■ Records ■
============================================================
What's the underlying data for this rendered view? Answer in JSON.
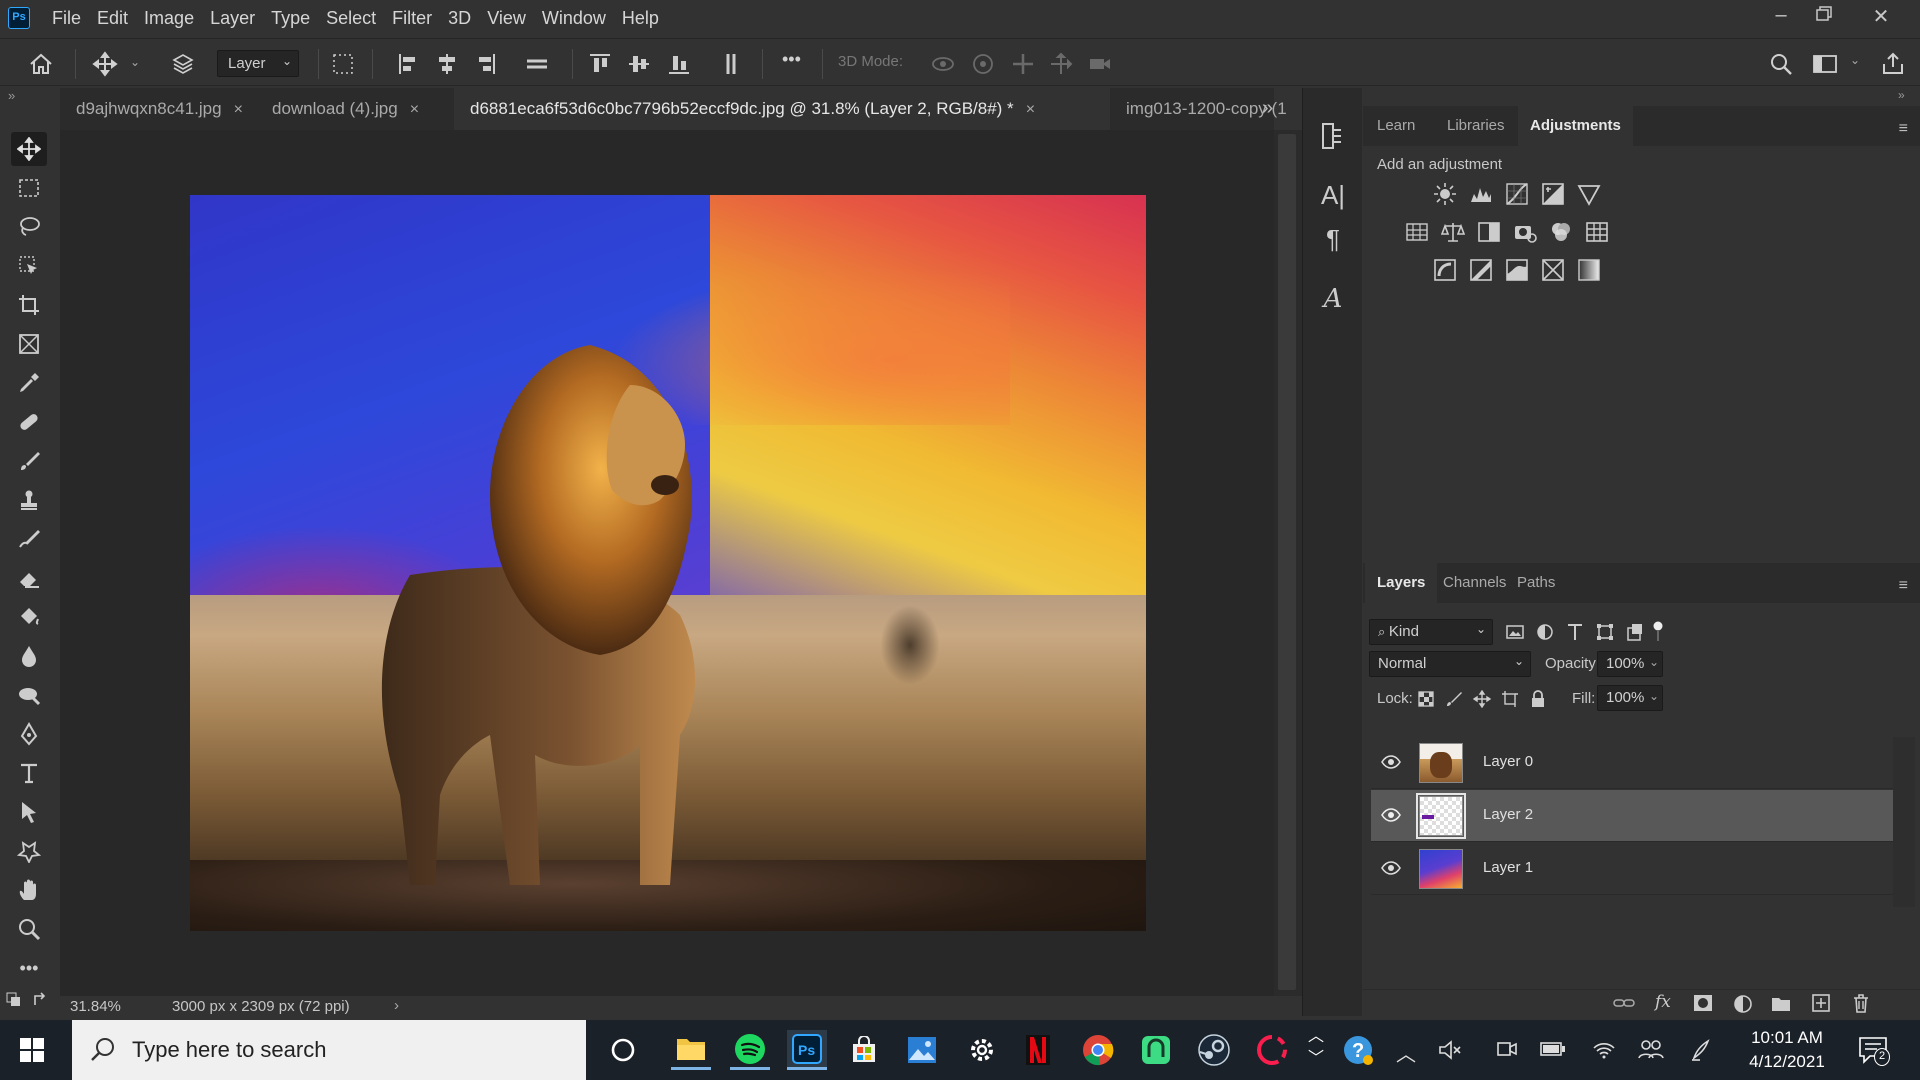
{
  "app": {
    "logo": "Ps",
    "name": "Adobe Photoshop"
  },
  "menu": [
    "File",
    "Edit",
    "Image",
    "Layer",
    "Type",
    "Select",
    "Filter",
    "3D",
    "View",
    "Window",
    "Help"
  ],
  "options": {
    "home_icon": "home-icon",
    "move_icon": "move-tool-icon",
    "auto_select_value": "Layer",
    "mode_3d_label": "3D Mode:",
    "more": "•••"
  },
  "tabs": [
    {
      "label": "d9ajhwqxn8c41.jpg",
      "close": "×",
      "active": false
    },
    {
      "label": "download (4).jpg",
      "close": "×",
      "active": false
    },
    {
      "label": "d6881eca6f53d6c0bc7796b52eccf9dc.jpg @ 31.8% (Layer 2, RGB/8#) *",
      "close": "×",
      "active": true
    },
    {
      "label": "img013-1200-copy (1",
      "close": "",
      "active": false
    }
  ],
  "tab_overflow": "»",
  "status": {
    "zoom": "31.84%",
    "doc_info": "3000 px x 2309 px (72 ppi)",
    "arrow": "›"
  },
  "tools": [
    "move-tool",
    "marquee-tool",
    "lasso-tool",
    "object-select-tool",
    "crop-tool",
    "frame-tool",
    "eyedropper-tool",
    "healing-brush-tool",
    "brush-tool",
    "clone-stamp-tool",
    "history-brush-tool",
    "eraser-tool",
    "paint-bucket-tool",
    "blur-tool",
    "dodge-tool",
    "pen-tool",
    "type-tool",
    "path-select-tool",
    "shape-tool",
    "hand-tool",
    "zoom-tool",
    "more-tools"
  ],
  "adjustments": {
    "tabs": [
      "Learn",
      "Libraries",
      "Adjustments"
    ],
    "active_tab": "Adjustments",
    "heading": "Add an adjustment",
    "icons_row1": [
      "brightness-contrast-icon",
      "levels-icon",
      "curves-icon",
      "exposure-icon",
      "vibrance-icon"
    ],
    "icons_row2": [
      "hue-saturation-icon",
      "color-balance-icon",
      "black-white-icon",
      "photo-filter-icon",
      "channel-mixer-icon",
      "color-lookup-icon"
    ],
    "icons_row3": [
      "invert-icon",
      "posterize-icon",
      "threshold-icon",
      "selective-color-icon",
      "gradient-map-icon"
    ]
  },
  "layers_panel": {
    "tabs": [
      "Layers",
      "Channels",
      "Paths"
    ],
    "active_tab": "Layers",
    "filter_label": "Kind",
    "blend_mode": "Normal",
    "opacity_label": "Opacity:",
    "opacity_value": "100%",
    "lock_label": "Lock:",
    "fill_label": "Fill:",
    "fill_value": "100%",
    "layers": [
      {
        "name": "Layer 0",
        "selected": false,
        "thumb": "lion"
      },
      {
        "name": "Layer 2",
        "selected": true,
        "thumb": "transparent-strokes"
      },
      {
        "name": "Layer 1",
        "selected": false,
        "thumb": "sunset-sky"
      }
    ],
    "footer_icons": [
      "link-layers-icon",
      "fx-icon",
      "add-mask-icon",
      "adjustment-layer-icon",
      "group-icon",
      "new-layer-icon",
      "delete-icon"
    ]
  },
  "taskbar": {
    "search_placeholder": "Type here to search",
    "apps": [
      "cortana-icon",
      "file-explorer-icon",
      "spotify-icon",
      "photoshop-icon",
      "store-icon",
      "photos-icon",
      "settings-icon",
      "netflix-icon",
      "chrome-icon",
      "android-app-icon",
      "steam-icon",
      "opera-gx-icon"
    ],
    "time": "10:01 AM",
    "date": "4/12/2021",
    "notification_count": "2"
  },
  "colors": {
    "ps_blue": "#31a8ff",
    "panel": "#323232",
    "canvas_bg": "#282828",
    "taskbar": "#1b2128"
  }
}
============================================================
Your copy should hold every record word for word and none of the pictures.

■ The reply ■
What's the underlying data for this rendered view? Answer in JSON.
{
  "app": {
    "logo": "Ps",
    "name": "Adobe Photoshop"
  },
  "menu": [
    "File",
    "Edit",
    "Image",
    "Layer",
    "Type",
    "Select",
    "Filter",
    "3D",
    "View",
    "Window",
    "Help"
  ],
  "options": {
    "home_icon": "home-icon",
    "move_icon": "move-tool-icon",
    "auto_select_value": "Layer",
    "mode_3d_label": "3D Mode:",
    "more": "•••"
  },
  "tabs": [
    {
      "label": "d9ajhwqxn8c41.jpg",
      "close": "×",
      "active": false
    },
    {
      "label": "download (4).jpg",
      "close": "×",
      "active": false
    },
    {
      "label": "d6881eca6f53d6c0bc7796b52eccf9dc.jpg @ 31.8% (Layer 2, RGB/8#) *",
      "close": "×",
      "active": true
    },
    {
      "label": "img013-1200-copy (1",
      "close": "",
      "active": false
    }
  ],
  "tab_overflow": "»",
  "status": {
    "zoom": "31.84%",
    "doc_info": "3000 px x 2309 px (72 ppi)",
    "arrow": "›"
  },
  "tools": [
    "move-tool",
    "marquee-tool",
    "lasso-tool",
    "object-select-tool",
    "crop-tool",
    "frame-tool",
    "eyedropper-tool",
    "healing-brush-tool",
    "brush-tool",
    "clone-stamp-tool",
    "history-brush-tool",
    "eraser-tool",
    "paint-bucket-tool",
    "blur-tool",
    "dodge-tool",
    "pen-tool",
    "type-tool",
    "path-select-tool",
    "shape-tool",
    "hand-tool",
    "zoom-tool",
    "more-tools"
  ],
  "adjustments": {
    "tabs": [
      "Learn",
      "Libraries",
      "Adjustments"
    ],
    "active_tab": "Adjustments",
    "heading": "Add an adjustment",
    "icons_row1": [
      "brightness-contrast-icon",
      "levels-icon",
      "curves-icon",
      "exposure-icon",
      "vibrance-icon"
    ],
    "icons_row2": [
      "hue-saturation-icon",
      "color-balance-icon",
      "black-white-icon",
      "photo-filter-icon",
      "channel-mixer-icon",
      "color-lookup-icon"
    ],
    "icons_row3": [
      "invert-icon",
      "posterize-icon",
      "threshold-icon",
      "selective-color-icon",
      "gradient-map-icon"
    ]
  },
  "layers_panel": {
    "tabs": [
      "Layers",
      "Channels",
      "Paths"
    ],
    "active_tab": "Layers",
    "filter_label": "Kind",
    "blend_mode": "Normal",
    "opacity_label": "Opacity:",
    "opacity_value": "100%",
    "lock_label": "Lock:",
    "fill_label": "Fill:",
    "fill_value": "100%",
    "layers": [
      {
        "name": "Layer 0",
        "selected": false,
        "thumb": "lion"
      },
      {
        "name": "Layer 2",
        "selected": true,
        "thumb": "transparent-strokes"
      },
      {
        "name": "Layer 1",
        "selected": false,
        "thumb": "sunset-sky"
      }
    ],
    "footer_icons": [
      "link-layers-icon",
      "fx-icon",
      "add-mask-icon",
      "adjustment-layer-icon",
      "group-icon",
      "new-layer-icon",
      "delete-icon"
    ]
  },
  "taskbar": {
    "search_placeholder": "Type here to search",
    "apps": [
      "cortana-icon",
      "file-explorer-icon",
      "spotify-icon",
      "photoshop-icon",
      "store-icon",
      "photos-icon",
      "settings-icon",
      "netflix-icon",
      "chrome-icon",
      "android-app-icon",
      "steam-icon",
      "opera-gx-icon"
    ],
    "time": "10:01 AM",
    "date": "4/12/2021",
    "notification_count": "2"
  },
  "colors": {
    "ps_blue": "#31a8ff",
    "panel": "#323232",
    "canvas_bg": "#282828",
    "taskbar": "#1b2128"
  }
}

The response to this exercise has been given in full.